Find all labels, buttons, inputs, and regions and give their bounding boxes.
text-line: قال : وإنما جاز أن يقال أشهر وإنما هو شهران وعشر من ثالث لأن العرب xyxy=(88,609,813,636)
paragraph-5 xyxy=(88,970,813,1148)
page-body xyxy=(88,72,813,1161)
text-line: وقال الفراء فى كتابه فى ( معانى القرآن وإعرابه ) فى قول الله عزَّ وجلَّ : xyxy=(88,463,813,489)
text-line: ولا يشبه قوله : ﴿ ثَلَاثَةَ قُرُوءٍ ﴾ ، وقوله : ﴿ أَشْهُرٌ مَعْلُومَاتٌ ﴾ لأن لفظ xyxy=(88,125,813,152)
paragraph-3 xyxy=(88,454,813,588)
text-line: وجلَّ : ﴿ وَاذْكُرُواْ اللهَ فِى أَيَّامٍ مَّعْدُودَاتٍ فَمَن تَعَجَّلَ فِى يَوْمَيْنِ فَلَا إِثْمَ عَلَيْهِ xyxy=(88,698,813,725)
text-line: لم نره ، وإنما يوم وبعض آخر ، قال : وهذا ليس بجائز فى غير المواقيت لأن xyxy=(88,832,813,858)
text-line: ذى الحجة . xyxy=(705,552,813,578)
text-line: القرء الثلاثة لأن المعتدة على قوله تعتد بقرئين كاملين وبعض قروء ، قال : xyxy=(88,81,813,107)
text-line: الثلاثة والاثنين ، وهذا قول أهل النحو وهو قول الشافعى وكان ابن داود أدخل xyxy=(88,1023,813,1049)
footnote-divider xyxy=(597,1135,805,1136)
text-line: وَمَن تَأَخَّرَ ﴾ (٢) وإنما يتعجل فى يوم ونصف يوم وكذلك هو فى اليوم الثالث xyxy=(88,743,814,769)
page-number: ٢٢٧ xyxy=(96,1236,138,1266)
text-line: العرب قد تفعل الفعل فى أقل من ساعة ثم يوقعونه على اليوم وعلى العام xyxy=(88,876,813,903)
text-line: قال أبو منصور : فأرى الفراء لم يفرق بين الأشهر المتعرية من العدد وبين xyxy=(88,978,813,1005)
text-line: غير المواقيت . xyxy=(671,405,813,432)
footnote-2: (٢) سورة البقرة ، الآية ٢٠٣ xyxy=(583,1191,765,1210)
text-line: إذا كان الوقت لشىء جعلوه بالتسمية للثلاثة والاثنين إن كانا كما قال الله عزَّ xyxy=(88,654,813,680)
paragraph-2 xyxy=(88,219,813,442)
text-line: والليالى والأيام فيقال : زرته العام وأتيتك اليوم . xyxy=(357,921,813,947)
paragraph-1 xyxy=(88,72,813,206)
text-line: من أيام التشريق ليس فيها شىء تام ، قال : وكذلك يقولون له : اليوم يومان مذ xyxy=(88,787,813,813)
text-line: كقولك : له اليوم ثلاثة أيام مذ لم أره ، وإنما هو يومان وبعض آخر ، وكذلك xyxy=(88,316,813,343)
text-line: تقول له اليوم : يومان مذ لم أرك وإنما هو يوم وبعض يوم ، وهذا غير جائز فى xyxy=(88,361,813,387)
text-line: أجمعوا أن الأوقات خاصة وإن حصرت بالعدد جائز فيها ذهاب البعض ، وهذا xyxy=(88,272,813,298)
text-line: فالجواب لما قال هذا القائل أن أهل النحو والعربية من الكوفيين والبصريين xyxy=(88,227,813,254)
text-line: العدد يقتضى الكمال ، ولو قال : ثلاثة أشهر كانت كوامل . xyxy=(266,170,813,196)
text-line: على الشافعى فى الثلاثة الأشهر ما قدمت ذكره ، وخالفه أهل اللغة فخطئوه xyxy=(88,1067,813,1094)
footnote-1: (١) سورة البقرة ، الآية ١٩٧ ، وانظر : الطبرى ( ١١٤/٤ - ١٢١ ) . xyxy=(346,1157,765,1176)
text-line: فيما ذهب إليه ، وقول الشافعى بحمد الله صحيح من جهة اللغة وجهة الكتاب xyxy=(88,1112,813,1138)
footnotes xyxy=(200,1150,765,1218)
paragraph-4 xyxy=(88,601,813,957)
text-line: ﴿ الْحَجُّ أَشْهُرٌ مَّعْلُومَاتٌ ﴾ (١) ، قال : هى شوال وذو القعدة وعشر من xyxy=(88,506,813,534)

+--

Write out every one of the rows above again, without changing a single character.

▶ Reply
Find all labels, buttons, inputs, and regions and give their bounding boxes.
text-line: قال : وإنما جاز أن يقال أشهر وإنما هو شهران وعشر من ثالث لأن العرب xyxy=(88,609,813,636)
paragraph-5 xyxy=(88,970,813,1148)
page-body xyxy=(88,72,813,1161)
text-line: وقال الفراء فى كتابه فى ( معانى القرآن وإعرابه ) فى قول الله عزَّ وجلَّ : xyxy=(88,463,813,489)
text-line: ولا يشبه قوله : ﴿ ثَلَاثَةَ قُرُوءٍ ﴾ ، وقوله : ﴿ أَشْهُرٌ مَعْلُومَاتٌ ﴾ لأن لفظ xyxy=(88,125,813,152)
paragraph-3 xyxy=(88,454,813,588)
text-line: وجلَّ : ﴿ وَاذْكُرُواْ اللهَ فِى أَيَّامٍ مَّعْدُودَاتٍ فَمَن تَعَجَّلَ فِى يَوْمَيْنِ فَلَا إِثْمَ عَلَيْهِ xyxy=(88,698,813,725)
text-line: لم نره ، وإنما يوم وبعض آخر ، قال : وهذا ليس بجائز فى غير المواقيت لأن xyxy=(88,832,813,858)
text-line: ذى الحجة . xyxy=(705,552,813,578)
text-line: القرء الثلاثة لأن المعتدة على قوله تعتد بقرئين كاملين وبعض قروء ، قال : xyxy=(88,81,813,107)
text-line: الثلاثة والاثنين ، وهذا قول أهل النحو وهو قول الشافعى وكان ابن داود أدخل xyxy=(88,1023,813,1049)
footnote-divider xyxy=(597,1135,805,1136)
text-line: وَمَن تَأَخَّرَ ﴾ (٢) وإنما يتعجل فى يوم ونصف يوم وكذلك هو فى اليوم الثالث xyxy=(88,743,814,769)
page-number: ٢٢٧ xyxy=(96,1236,138,1266)
text-line: العرب قد تفعل الفعل فى أقل من ساعة ثم يوقعونه على اليوم وعلى العام xyxy=(88,876,813,903)
text-line: قال أبو منصور : فأرى الفراء لم يفرق بين الأشهر المتعرية من العدد وبين xyxy=(88,978,813,1005)
text-line: غير المواقيت . xyxy=(671,405,813,432)
footnote-2: (٢) سورة البقرة ، الآية ٢٠٣ xyxy=(583,1191,765,1210)
text-line: إذا كان الوقت لشىء جعلوه بالتسمية للثلاثة والاثنين إن كانا كما قال الله عزَّ xyxy=(88,654,813,680)
paragraph-2 xyxy=(88,219,813,442)
text-line: والليالى والأيام فيقال : زرته العام وأتيتك اليوم . xyxy=(357,921,813,947)
paragraph-1 xyxy=(88,72,813,206)
text-line: من أيام التشريق ليس فيها شىء تام ، قال : وكذلك يقولون له : اليوم يومان مذ xyxy=(88,787,813,813)
text-line: كقولك : له اليوم ثلاثة أيام مذ لم أره ، وإنما هو يومان وبعض آخر ، وكذلك xyxy=(88,316,813,343)
text-line: تقول له اليوم : يومان مذ لم أرك وإنما هو يوم وبعض يوم ، وهذا غير جائز فى xyxy=(88,361,813,387)
text-line: أجمعوا أن الأوقات خاصة وإن حصرت بالعدد جائز فيها ذهاب البعض ، وهذا xyxy=(88,272,813,298)
text-line: فالجواب لما قال هذا القائل أن أهل النحو والعربية من الكوفيين والبصريين xyxy=(88,227,813,254)
text-line: العدد يقتضى الكمال ، ولو قال : ثلاثة أشهر كانت كوامل . xyxy=(266,170,813,196)
text-line: على الشافعى فى الثلاثة الأشهر ما قدمت ذكره ، وخالفه أهل اللغة فخطئوه xyxy=(88,1067,813,1094)
footnote-1: (١) سورة البقرة ، الآية ١٩٧ ، وانظر : الطبرى ( ١١٤/٤ - ١٢١ ) . xyxy=(346,1157,765,1176)
text-line: فيما ذهب إليه ، وقول الشافعى بحمد الله صحيح من جهة اللغة وجهة الكتاب xyxy=(88,1112,813,1138)
footnotes xyxy=(200,1150,765,1218)
paragraph-4 xyxy=(88,601,813,957)
text-line: ﴿ الْحَجُّ أَشْهُرٌ مَّعْلُومَاتٌ ﴾ (١) ، قال : هى شوال وذو القعدة وعشر من xyxy=(88,506,813,534)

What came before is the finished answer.